TASK PROMPT ▸
Reproduce all lines of the listing below in which the word "trhu" occurs.

(Dataset listings of figures)
* * * * * * * * *

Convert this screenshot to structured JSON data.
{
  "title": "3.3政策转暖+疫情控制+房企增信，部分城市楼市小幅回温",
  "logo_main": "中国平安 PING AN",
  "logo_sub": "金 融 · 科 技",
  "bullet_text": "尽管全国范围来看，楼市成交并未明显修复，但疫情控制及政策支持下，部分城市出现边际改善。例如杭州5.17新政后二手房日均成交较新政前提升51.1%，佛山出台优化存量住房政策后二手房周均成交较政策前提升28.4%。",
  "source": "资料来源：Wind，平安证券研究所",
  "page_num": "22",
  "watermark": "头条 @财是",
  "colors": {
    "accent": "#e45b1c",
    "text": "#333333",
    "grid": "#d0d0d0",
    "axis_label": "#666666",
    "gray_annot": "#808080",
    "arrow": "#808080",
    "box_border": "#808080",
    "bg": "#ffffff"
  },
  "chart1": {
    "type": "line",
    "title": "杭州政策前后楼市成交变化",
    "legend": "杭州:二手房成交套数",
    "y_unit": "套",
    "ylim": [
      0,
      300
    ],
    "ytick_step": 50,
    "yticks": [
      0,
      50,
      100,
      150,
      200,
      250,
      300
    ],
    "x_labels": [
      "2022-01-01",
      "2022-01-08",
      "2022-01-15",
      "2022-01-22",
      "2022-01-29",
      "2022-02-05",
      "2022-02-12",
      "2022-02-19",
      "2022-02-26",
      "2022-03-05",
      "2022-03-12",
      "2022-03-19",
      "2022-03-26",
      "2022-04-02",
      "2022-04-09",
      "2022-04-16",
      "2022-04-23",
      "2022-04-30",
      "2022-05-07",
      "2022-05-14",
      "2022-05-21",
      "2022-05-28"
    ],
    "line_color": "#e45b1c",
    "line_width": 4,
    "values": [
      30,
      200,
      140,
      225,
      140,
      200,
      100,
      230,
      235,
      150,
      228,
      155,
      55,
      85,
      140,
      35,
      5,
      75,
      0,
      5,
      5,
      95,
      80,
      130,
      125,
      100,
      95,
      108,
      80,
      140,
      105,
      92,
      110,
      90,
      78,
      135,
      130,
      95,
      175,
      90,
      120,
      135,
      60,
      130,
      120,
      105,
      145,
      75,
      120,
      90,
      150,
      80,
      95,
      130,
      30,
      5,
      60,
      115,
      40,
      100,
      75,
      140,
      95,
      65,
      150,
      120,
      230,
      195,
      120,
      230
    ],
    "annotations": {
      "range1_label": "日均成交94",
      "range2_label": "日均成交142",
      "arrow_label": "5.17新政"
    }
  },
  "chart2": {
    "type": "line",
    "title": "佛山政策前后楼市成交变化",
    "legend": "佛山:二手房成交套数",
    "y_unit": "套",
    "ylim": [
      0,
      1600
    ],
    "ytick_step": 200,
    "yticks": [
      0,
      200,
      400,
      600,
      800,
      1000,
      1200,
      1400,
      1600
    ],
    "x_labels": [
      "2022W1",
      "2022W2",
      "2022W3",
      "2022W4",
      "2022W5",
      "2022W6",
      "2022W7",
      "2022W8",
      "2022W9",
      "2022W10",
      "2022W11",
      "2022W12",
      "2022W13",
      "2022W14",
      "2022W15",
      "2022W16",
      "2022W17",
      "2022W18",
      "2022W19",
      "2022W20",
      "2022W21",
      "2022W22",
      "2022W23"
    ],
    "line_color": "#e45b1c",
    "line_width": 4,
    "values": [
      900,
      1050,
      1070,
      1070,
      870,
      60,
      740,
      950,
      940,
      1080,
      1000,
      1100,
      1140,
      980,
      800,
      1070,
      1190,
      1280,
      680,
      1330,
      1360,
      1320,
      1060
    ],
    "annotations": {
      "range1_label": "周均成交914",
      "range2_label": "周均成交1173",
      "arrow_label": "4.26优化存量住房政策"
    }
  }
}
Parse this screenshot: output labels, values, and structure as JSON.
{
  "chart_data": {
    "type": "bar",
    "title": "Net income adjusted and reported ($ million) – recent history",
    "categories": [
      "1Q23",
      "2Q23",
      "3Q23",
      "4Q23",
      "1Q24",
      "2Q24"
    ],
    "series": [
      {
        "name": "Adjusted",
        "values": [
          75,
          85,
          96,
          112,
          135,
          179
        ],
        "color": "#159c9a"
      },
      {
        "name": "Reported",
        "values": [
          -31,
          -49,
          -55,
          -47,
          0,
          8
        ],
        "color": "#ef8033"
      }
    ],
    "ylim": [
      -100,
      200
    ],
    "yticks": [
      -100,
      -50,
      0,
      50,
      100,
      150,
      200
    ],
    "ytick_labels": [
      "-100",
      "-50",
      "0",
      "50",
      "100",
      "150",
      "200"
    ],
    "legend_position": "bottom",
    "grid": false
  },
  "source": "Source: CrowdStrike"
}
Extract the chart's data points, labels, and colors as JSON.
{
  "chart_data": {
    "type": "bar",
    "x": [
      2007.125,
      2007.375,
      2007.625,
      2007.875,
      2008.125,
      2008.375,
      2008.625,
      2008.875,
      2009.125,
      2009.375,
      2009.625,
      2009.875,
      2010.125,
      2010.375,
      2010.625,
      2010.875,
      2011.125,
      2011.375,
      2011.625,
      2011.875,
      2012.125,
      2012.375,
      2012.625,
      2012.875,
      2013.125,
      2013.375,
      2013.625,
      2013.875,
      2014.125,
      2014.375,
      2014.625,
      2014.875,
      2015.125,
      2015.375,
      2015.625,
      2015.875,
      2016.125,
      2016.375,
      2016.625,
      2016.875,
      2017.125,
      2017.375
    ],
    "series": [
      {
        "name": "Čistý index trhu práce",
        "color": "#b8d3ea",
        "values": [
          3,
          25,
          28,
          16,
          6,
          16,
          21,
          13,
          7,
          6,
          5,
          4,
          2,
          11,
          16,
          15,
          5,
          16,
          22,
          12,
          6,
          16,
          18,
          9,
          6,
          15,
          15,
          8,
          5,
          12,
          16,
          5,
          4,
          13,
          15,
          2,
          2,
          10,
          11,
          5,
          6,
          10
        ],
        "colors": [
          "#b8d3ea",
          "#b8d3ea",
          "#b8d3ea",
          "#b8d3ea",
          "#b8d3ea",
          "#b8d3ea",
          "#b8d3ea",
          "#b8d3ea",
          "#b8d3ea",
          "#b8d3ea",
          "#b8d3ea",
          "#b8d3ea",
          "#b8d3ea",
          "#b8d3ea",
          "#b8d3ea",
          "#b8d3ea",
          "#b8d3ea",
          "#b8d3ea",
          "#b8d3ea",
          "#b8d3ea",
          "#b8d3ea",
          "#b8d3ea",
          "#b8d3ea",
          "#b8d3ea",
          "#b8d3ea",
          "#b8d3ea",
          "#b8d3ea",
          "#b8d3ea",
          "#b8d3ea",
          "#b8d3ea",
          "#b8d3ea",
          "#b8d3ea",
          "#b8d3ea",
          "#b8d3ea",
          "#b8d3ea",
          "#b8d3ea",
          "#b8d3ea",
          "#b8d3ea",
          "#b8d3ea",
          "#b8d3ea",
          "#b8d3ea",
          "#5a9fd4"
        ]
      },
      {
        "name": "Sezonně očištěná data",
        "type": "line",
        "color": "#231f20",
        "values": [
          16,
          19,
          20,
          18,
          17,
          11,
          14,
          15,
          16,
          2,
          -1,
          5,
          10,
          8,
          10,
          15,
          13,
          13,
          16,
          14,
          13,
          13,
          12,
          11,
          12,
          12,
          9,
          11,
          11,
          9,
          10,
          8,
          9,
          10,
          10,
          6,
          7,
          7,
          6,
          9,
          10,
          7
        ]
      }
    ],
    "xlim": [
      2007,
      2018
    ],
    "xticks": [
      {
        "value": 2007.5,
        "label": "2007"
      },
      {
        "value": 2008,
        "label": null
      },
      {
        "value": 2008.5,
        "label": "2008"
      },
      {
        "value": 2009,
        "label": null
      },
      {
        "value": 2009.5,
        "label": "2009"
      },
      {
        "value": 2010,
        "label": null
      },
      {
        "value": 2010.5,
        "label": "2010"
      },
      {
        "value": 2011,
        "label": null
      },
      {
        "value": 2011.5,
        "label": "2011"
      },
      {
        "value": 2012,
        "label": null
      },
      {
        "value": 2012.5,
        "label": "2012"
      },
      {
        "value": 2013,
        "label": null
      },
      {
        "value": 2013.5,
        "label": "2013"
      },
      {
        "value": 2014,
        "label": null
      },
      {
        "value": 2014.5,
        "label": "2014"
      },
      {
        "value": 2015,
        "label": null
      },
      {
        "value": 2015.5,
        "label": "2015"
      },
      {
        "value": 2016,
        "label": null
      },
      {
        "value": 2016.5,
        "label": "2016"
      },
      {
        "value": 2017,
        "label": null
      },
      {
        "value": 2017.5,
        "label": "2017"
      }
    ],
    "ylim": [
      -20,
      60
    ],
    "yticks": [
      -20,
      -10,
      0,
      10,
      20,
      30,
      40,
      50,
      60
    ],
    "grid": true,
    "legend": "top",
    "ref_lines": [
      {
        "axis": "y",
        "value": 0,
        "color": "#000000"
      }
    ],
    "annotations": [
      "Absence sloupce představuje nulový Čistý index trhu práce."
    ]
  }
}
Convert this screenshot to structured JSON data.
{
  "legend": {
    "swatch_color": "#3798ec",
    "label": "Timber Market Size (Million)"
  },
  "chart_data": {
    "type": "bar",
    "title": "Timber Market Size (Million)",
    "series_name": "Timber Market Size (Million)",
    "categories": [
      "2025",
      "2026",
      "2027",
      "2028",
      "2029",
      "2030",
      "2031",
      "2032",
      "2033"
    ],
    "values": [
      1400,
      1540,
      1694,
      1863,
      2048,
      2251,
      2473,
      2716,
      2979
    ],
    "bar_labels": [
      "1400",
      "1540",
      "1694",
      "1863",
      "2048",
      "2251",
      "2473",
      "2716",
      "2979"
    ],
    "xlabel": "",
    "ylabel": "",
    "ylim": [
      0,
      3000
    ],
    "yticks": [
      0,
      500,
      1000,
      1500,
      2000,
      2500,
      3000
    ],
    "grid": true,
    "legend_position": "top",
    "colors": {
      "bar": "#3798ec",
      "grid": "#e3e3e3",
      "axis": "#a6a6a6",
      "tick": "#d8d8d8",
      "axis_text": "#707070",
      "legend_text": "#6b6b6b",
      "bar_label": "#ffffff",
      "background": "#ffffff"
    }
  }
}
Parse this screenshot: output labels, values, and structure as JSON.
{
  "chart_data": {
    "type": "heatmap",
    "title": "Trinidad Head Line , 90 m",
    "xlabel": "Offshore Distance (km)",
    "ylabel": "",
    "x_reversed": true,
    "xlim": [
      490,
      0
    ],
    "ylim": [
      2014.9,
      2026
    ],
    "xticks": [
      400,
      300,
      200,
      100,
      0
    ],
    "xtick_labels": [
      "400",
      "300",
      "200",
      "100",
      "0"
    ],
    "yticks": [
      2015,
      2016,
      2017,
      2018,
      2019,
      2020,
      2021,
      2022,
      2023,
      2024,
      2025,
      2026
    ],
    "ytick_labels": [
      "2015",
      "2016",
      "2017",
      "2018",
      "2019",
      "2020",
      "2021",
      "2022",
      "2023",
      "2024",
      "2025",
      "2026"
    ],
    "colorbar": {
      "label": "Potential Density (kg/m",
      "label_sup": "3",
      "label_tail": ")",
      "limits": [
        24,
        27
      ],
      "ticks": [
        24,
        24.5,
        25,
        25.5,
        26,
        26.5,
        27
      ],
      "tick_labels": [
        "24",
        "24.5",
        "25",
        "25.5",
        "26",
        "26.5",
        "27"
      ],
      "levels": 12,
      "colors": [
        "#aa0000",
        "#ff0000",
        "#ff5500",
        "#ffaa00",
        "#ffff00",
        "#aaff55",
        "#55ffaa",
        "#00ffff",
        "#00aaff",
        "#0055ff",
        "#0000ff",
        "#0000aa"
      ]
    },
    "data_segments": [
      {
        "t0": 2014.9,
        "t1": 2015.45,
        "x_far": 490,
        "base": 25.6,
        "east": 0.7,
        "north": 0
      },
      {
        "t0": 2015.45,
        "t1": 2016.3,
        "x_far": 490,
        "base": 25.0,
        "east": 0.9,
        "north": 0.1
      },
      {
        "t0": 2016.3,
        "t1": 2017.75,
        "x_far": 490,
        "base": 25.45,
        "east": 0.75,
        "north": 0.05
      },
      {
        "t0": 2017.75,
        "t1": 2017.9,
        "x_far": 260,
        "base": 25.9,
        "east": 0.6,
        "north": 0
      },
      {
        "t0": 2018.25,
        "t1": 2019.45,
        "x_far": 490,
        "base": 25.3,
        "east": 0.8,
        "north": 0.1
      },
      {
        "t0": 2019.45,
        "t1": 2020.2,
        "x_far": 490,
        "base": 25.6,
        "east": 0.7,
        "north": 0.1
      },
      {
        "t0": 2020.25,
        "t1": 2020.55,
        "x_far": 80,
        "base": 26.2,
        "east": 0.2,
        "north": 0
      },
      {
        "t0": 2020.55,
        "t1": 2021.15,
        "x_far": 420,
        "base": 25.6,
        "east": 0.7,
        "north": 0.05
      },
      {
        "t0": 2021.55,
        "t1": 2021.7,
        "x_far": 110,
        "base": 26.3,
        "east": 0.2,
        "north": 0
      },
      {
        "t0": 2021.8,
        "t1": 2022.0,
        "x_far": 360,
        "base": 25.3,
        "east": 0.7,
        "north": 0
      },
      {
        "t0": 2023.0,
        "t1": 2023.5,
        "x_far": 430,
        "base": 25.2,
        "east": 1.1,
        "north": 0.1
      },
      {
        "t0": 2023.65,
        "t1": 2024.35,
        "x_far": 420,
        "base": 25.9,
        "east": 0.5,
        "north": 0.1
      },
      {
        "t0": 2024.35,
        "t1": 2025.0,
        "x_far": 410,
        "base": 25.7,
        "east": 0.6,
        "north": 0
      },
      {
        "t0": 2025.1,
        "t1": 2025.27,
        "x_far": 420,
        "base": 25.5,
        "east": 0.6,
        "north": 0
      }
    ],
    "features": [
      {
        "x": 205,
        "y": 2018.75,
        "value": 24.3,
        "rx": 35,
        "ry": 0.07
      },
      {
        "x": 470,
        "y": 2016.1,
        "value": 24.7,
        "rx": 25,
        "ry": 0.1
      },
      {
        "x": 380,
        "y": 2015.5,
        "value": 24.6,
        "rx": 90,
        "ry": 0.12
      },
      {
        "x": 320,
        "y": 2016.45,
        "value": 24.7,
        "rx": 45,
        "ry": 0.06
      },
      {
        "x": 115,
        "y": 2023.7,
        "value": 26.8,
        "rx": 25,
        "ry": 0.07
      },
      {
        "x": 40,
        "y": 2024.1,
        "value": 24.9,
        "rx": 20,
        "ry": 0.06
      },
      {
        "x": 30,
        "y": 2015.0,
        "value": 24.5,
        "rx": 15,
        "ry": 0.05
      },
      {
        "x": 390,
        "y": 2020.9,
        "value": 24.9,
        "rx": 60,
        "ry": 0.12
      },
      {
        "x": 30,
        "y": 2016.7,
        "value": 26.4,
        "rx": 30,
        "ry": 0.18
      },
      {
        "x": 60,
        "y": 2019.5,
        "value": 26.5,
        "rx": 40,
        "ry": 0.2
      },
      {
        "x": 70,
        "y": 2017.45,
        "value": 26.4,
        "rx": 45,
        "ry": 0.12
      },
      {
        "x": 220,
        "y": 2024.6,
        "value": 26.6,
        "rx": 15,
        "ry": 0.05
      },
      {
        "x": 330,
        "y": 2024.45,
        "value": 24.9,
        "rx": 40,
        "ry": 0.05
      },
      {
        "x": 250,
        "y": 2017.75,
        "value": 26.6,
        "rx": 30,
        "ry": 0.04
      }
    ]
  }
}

* * * * * * * * *

RESULT ▸
        "name": "Čistý index trhu práce",
      "Absence sloupce představuje nulový Čistý index trhu práce."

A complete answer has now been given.